WRITTEN INSTRUCTION ▸ In the speech below on the UK-Turkey free trade agreement, where will engines for Ford's new Transit van model be built?

DOCUMENT EXTRACT ▸
======
As ever, I thank noble Lords for their contributions, which were, as always, erudite and perceptive, and I extend my thanks to the noble Lord, Lord Purvis of Tweed, for tabling today’s Motion. I also thank the noble and learned Lord, Lord Goldsmith, and the International Agreements Committee not just for their work in general but for drawing special attention to the UK-Turkey FTA. It would be remiss of me not to make a point of thanking the noble Lord, Lord Janvrin, for his contributions today, because of his work, which we value very much, as the Prime Minister’s trade envoy to Turkey, for which we are very grateful.

Noble Lords have raised a number of detailed questions, and I suspect that I shall not have time to deal with them all. Those I am unable to answer during this short debate I shall of course deal with by writing to noble Lords and placing a copy of the letter in the Library.

The UK-Turkey free trade agreement plays a vital role in providing continuity of effect of our trading arrangements as far as is possible and, through doing so, helping to benefit a range of sectors. It is gratifying that this agreement is already having a tangible impact. For instance, Ford has said that the UK-Turkey FTA is “extremely significant” for its business, following the very good news that engines for a new Transit van model will be built at the Dagenham plant and exported for vehicle assembly in Turkey. Of course, it is business such as that which is at the essence of why we have trade agreements.
======
SOURCE MATERIAL ▸
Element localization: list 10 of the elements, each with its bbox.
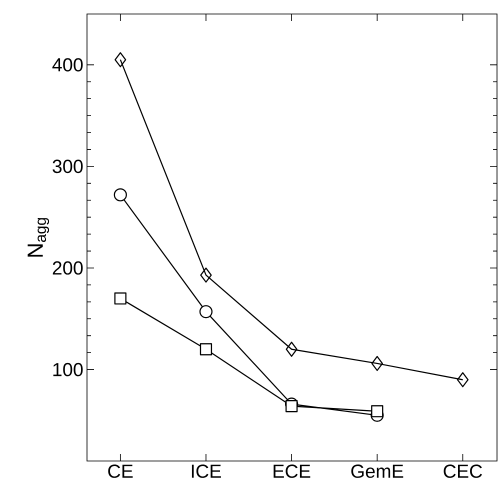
======
RESULT OF THIS TASK ▸ At the Dagenham plant.